Stored data:
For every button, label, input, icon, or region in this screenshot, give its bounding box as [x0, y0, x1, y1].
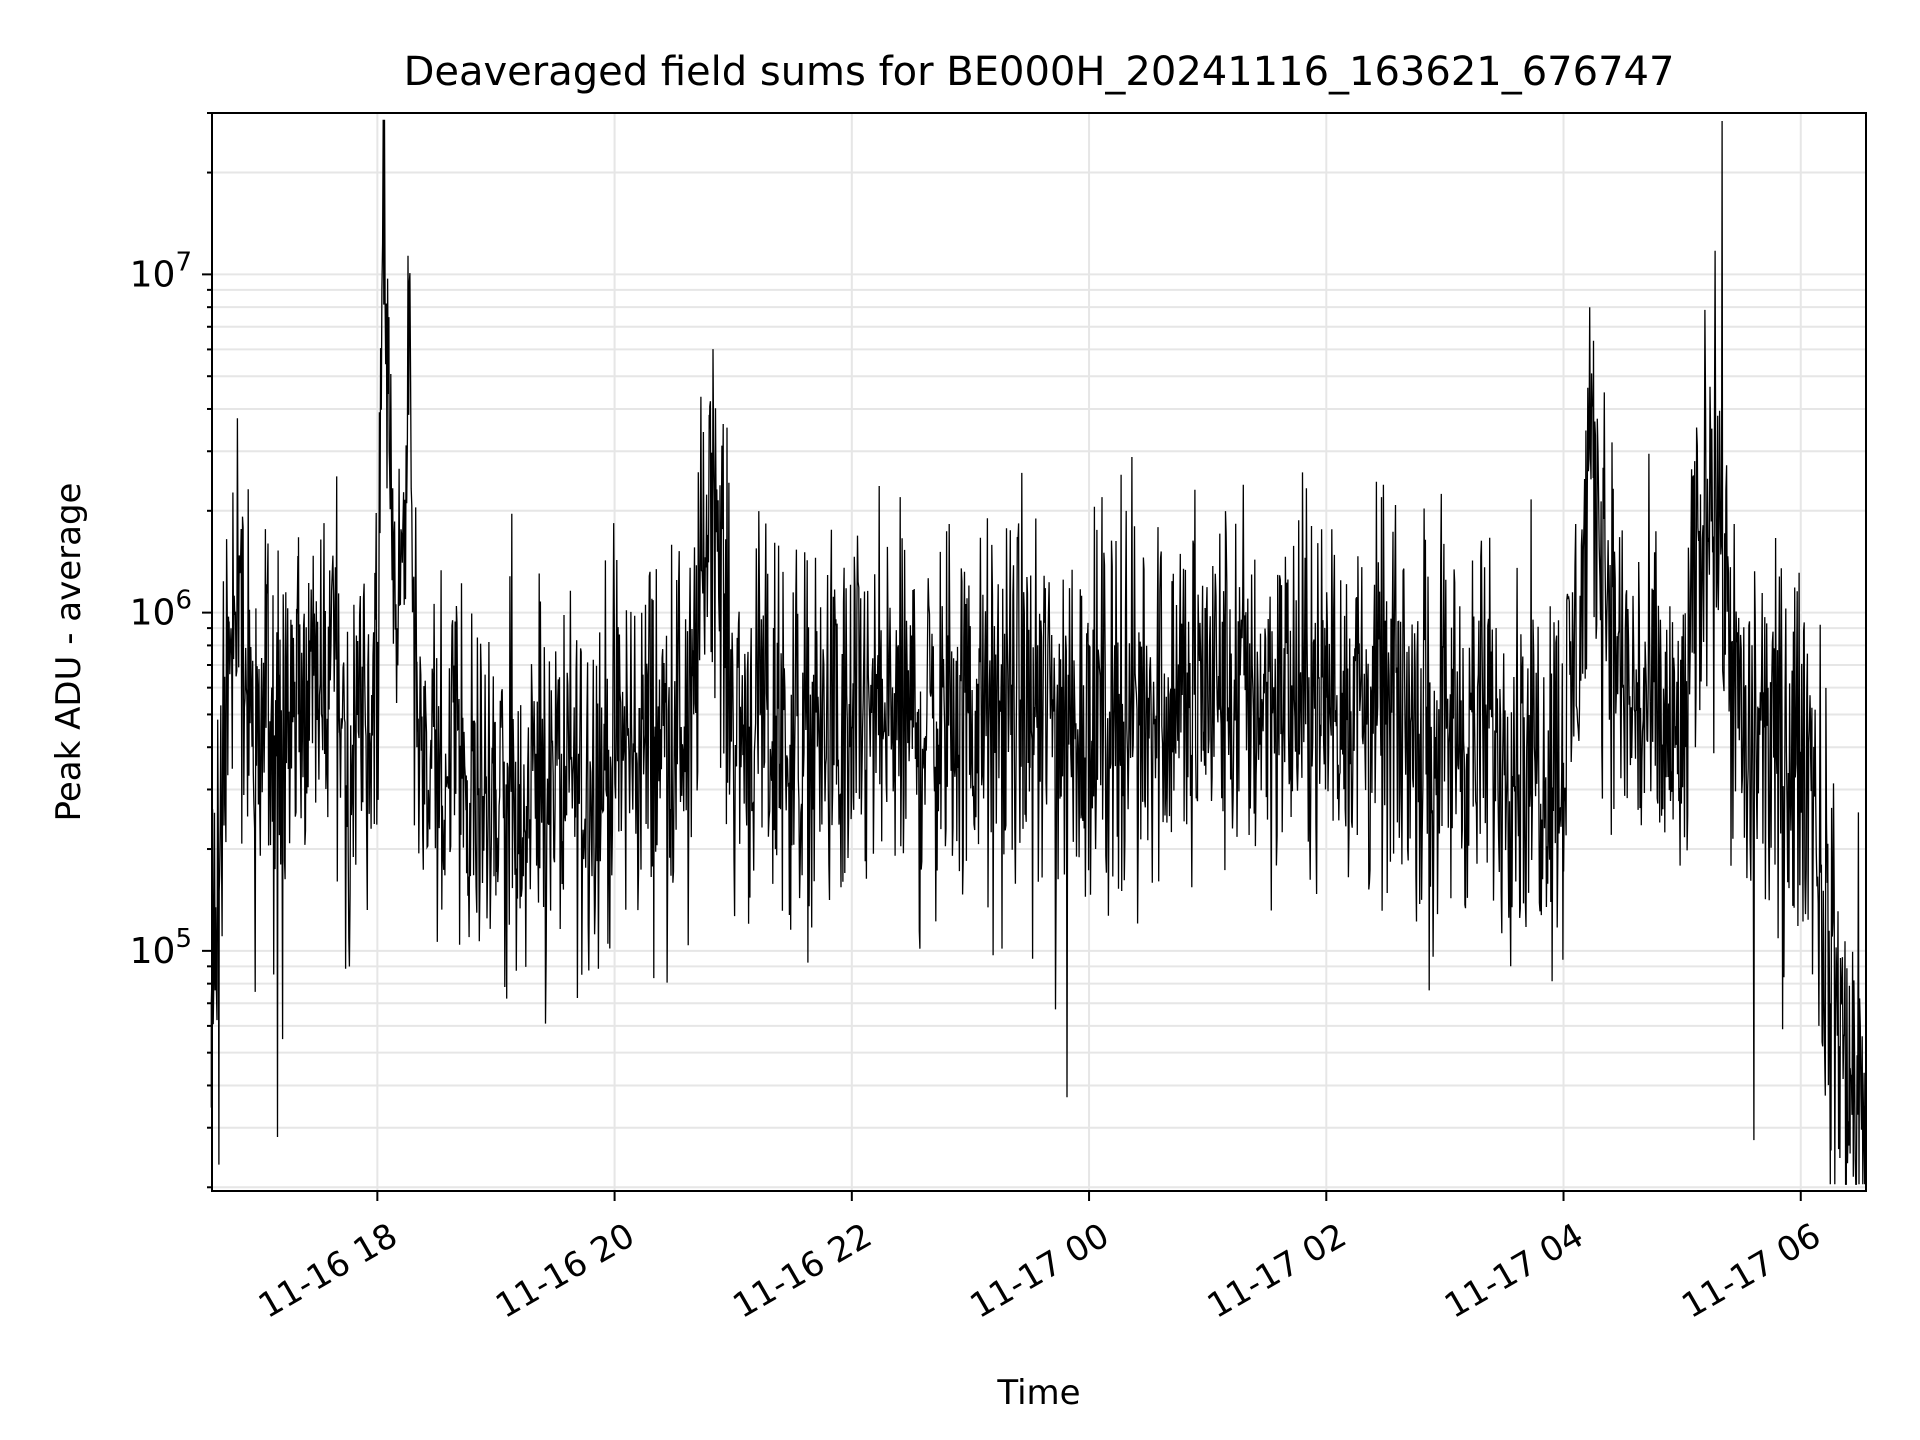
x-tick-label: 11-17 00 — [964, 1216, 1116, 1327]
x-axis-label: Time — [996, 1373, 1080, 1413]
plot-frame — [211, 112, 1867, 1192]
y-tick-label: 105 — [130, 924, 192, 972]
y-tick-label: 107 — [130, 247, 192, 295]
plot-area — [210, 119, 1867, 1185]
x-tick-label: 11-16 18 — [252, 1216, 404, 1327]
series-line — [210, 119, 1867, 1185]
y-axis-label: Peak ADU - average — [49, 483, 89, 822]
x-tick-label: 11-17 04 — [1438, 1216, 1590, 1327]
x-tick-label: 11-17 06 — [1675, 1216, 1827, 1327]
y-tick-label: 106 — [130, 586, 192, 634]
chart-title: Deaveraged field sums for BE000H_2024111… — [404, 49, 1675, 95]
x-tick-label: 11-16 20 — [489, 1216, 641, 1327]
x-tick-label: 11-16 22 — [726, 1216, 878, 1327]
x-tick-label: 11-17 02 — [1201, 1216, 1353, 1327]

Instruction → Extract every line of the items above that contains the string "plot". Case counts.

Written solution →
plot-frame — [211, 112, 1867, 1192]
plot-area — [210, 119, 1867, 1185]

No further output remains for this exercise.